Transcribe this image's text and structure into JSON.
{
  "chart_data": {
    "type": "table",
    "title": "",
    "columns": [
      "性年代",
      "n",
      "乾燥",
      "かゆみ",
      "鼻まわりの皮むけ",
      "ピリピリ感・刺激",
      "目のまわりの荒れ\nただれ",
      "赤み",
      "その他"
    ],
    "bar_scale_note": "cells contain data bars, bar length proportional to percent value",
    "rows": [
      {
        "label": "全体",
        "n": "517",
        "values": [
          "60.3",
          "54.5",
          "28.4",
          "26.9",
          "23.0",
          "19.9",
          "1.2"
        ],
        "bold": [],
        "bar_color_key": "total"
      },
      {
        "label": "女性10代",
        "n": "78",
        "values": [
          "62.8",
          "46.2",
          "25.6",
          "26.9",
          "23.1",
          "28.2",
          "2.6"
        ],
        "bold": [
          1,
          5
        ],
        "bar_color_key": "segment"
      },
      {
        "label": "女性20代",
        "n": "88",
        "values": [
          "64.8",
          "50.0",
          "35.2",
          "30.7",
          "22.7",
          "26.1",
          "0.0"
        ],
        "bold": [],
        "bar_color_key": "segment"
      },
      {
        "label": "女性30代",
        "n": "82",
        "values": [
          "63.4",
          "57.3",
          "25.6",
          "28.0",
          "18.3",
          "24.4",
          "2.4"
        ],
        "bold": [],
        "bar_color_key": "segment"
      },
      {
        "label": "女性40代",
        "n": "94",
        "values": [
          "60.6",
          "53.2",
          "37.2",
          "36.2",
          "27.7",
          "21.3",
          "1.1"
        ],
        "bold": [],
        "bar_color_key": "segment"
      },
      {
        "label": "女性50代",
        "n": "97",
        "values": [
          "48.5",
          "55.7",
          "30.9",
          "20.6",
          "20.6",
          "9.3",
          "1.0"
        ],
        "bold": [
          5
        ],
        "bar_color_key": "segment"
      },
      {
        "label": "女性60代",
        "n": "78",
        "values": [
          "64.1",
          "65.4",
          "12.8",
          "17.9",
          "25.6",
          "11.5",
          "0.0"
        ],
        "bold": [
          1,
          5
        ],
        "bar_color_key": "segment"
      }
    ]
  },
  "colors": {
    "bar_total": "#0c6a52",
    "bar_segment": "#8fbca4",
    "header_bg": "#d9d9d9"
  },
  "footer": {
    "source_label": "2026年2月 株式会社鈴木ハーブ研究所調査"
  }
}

What to do — Each record above should be output again exactly.

Output for this task —
Transcribe this image's text and structure into JSON.
{
  "chart_data": {
    "type": "table",
    "title": "",
    "columns": [
      "性年代",
      "n",
      "乾燥",
      "かゆみ",
      "鼻まわりの皮むけ",
      "ピリピリ感・刺激",
      "目のまわりの荒れ\nただれ",
      "赤み",
      "その他"
    ],
    "bar_scale_note": "cells contain data bars, bar length proportional to percent value",
    "rows": [
      {
        "label": "全体",
        "n": "517",
        "values": [
          "60.3",
          "54.5",
          "28.4",
          "26.9",
          "23.0",
          "19.9",
          "1.2"
        ],
        "bold": [],
        "bar_color_key": "total"
      },
      {
        "label": "女性10代",
        "n": "78",
        "values": [
          "62.8",
          "46.2",
          "25.6",
          "26.9",
          "23.1",
          "28.2",
          "2.6"
        ],
        "bold": [
          1,
          5
        ],
        "bar_color_key": "segment"
      },
      {
        "label": "女性20代",
        "n": "88",
        "values": [
          "64.8",
          "50.0",
          "35.2",
          "30.7",
          "22.7",
          "26.1",
          "0.0"
        ],
        "bold": [],
        "bar_color_key": "segment"
      },
      {
        "label": "女性30代",
        "n": "82",
        "values": [
          "63.4",
          "57.3",
          "25.6",
          "28.0",
          "18.3",
          "24.4",
          "2.4"
        ],
        "bold": [],
        "bar_color_key": "segment"
      },
      {
        "label": "女性40代",
        "n": "94",
        "values": [
          "60.6",
          "53.2",
          "37.2",
          "36.2",
          "27.7",
          "21.3",
          "1.1"
        ],
        "bold": [],
        "bar_color_key": "segment"
      },
      {
        "label": "女性50代",
        "n": "97",
        "values": [
          "48.5",
          "55.7",
          "30.9",
          "20.6",
          "20.6",
          "9.3",
          "1.0"
        ],
        "bold": [
          5
        ],
        "bar_color_key": "segment"
      },
      {
        "label": "女性60代",
        "n": "78",
        "values": [
          "64.1",
          "65.4",
          "12.8",
          "17.9",
          "25.6",
          "11.5",
          "0.0"
        ],
        "bold": [
          1,
          5
        ],
        "bar_color_key": "segment"
      }
    ]
  },
  "colors": {
    "bar_total": "#0c6a52",
    "bar_segment": "#8fbca4",
    "header_bg": "#d9d9d9"
  },
  "footer": {
    "source_label": "2026年2月 株式会社鈴木ハーブ研究所調査"
  }
}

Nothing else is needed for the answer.